Short problem. In the material below, identify each line bearing the word "xlabel". Reproduce those lines.

Provided records.
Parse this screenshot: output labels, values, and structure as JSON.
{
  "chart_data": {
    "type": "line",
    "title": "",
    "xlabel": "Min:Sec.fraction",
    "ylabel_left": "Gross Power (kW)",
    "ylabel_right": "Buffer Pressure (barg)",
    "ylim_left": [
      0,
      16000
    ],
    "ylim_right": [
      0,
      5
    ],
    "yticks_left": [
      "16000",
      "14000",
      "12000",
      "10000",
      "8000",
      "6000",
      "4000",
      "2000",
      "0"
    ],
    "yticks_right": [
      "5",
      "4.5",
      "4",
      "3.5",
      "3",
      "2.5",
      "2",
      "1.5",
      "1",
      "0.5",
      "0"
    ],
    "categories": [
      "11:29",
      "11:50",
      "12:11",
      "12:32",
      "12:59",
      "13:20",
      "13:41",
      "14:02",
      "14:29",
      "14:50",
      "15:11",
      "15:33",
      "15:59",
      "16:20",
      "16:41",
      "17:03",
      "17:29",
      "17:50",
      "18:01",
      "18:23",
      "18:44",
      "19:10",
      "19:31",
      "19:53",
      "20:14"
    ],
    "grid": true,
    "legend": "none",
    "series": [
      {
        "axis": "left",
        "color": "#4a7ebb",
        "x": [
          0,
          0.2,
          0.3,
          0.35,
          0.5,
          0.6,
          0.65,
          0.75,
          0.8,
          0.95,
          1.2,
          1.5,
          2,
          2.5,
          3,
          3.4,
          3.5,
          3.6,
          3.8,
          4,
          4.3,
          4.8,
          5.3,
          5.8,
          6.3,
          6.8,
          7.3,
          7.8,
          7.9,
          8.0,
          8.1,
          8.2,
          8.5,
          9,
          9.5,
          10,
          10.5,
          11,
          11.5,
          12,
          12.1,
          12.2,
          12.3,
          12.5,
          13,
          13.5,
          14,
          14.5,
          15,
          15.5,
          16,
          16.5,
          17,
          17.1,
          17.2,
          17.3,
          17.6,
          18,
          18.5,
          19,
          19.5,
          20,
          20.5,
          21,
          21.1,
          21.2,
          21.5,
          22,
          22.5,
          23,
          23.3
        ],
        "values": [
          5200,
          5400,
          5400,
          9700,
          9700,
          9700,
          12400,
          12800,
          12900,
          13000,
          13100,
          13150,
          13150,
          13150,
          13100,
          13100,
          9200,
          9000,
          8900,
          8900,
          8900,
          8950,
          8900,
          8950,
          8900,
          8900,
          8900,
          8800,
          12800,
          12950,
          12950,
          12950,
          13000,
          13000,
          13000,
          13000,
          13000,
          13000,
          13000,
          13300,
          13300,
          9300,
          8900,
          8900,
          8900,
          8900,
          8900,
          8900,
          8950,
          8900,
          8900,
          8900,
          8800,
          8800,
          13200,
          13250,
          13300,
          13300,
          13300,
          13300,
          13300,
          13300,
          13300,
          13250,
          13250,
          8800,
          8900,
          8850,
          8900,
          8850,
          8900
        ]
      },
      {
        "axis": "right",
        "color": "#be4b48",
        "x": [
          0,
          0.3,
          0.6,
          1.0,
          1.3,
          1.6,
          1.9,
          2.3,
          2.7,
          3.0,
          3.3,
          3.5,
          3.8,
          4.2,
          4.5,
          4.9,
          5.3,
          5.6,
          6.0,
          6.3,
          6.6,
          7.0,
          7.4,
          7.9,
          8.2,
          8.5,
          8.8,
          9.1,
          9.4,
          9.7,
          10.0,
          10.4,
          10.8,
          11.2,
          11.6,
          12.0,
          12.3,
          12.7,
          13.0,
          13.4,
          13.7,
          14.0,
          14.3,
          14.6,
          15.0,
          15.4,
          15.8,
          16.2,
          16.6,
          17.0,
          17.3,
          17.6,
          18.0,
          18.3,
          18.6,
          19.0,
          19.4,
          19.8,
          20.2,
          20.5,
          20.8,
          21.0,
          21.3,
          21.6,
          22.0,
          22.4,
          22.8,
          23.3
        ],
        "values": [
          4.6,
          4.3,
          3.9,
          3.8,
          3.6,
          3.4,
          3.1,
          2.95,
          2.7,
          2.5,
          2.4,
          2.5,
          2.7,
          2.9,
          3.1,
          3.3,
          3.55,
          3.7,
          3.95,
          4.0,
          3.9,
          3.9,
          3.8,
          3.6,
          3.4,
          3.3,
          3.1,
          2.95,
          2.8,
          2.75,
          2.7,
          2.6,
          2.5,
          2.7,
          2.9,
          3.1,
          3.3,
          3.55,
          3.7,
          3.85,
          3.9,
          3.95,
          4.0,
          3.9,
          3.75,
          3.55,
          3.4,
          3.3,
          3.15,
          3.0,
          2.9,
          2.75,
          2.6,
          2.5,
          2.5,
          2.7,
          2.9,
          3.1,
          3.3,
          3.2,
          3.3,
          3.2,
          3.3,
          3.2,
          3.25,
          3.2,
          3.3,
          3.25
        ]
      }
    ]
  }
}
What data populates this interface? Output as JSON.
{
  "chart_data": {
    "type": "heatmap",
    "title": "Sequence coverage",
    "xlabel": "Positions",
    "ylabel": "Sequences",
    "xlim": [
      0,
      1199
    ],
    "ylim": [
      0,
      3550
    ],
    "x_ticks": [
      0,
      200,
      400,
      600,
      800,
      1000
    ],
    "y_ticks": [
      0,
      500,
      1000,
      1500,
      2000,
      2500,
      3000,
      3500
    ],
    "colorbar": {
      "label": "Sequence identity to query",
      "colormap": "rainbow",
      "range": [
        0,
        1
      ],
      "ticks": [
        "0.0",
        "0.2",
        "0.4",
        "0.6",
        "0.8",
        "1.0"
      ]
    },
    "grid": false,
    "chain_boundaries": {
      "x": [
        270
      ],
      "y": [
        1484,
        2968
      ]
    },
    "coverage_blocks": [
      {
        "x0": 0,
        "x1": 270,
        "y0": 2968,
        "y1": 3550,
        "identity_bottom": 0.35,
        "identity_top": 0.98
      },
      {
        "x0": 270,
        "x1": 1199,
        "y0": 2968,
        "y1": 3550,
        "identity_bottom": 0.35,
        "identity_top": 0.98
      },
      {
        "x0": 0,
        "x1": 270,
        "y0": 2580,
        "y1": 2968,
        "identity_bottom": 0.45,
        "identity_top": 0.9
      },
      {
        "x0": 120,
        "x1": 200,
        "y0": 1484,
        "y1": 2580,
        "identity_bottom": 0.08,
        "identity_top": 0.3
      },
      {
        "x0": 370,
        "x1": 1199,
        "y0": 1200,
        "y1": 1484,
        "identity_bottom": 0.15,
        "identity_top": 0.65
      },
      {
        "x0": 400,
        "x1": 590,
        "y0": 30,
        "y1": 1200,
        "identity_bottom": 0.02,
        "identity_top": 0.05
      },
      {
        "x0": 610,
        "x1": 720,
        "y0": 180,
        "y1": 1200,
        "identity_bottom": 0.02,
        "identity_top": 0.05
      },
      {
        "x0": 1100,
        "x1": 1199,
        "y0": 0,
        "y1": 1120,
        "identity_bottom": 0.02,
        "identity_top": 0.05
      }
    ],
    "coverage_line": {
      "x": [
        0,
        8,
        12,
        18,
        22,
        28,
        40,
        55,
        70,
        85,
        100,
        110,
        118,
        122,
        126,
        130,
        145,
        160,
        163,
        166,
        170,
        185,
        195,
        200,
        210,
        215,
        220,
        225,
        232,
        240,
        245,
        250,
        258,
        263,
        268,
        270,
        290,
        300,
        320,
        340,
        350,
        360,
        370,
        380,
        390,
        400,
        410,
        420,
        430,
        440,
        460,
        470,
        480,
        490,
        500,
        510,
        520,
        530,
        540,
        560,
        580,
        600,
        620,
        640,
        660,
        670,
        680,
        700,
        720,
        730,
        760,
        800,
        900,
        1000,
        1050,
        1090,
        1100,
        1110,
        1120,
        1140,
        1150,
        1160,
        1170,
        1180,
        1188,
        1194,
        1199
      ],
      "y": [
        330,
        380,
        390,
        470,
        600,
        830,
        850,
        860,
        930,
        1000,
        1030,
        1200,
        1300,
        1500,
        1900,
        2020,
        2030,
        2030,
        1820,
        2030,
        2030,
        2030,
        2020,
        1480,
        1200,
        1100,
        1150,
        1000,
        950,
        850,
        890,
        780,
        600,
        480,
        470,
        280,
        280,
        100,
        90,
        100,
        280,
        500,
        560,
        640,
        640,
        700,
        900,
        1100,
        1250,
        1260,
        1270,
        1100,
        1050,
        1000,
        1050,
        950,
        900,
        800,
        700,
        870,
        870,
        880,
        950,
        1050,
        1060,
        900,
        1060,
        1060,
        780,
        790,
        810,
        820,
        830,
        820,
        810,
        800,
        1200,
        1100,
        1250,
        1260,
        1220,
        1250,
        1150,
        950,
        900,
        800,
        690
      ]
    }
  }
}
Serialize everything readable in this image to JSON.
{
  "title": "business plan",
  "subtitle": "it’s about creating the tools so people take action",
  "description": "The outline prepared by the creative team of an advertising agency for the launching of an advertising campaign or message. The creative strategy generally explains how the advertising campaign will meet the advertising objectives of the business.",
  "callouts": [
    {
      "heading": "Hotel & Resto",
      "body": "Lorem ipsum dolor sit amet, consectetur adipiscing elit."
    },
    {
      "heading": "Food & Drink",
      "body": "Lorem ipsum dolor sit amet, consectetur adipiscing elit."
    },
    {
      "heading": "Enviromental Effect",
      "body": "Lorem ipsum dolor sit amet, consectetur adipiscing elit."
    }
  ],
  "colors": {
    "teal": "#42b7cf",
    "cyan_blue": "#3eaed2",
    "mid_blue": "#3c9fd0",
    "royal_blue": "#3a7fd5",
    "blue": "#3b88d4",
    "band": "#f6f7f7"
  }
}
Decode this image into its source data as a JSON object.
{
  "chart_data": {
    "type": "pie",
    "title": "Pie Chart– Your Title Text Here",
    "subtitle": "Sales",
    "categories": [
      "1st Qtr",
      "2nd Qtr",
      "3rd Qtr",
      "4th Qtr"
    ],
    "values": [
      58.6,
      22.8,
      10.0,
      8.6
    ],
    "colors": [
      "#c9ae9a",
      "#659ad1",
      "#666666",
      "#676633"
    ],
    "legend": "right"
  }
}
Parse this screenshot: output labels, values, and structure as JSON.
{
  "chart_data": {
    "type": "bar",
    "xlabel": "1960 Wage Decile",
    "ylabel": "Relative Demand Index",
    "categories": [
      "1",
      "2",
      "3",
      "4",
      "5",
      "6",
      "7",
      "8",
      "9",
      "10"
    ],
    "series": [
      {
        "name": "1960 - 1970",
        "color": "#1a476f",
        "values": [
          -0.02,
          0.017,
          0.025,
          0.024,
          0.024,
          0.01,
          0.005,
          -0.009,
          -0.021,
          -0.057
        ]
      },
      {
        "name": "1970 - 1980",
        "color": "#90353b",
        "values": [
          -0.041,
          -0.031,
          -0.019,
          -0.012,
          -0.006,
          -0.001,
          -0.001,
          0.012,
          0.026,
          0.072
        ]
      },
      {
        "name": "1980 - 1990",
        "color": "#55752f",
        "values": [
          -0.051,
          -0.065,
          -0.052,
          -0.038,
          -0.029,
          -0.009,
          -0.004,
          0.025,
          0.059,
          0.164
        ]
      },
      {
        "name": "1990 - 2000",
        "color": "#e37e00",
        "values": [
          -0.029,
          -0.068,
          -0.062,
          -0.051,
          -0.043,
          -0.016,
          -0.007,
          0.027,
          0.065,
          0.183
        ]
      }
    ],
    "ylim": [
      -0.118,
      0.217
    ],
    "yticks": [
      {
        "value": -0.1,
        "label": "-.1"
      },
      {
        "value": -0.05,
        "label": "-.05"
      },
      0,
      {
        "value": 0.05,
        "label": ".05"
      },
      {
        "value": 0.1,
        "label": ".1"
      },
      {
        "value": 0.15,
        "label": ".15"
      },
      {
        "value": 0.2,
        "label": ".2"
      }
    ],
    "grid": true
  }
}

Solution to this exercise.
    "xlabel": "Min:Sec.fraction",
    "xlabel": "Positions",
    "xlabel": "1960 Wage Decile",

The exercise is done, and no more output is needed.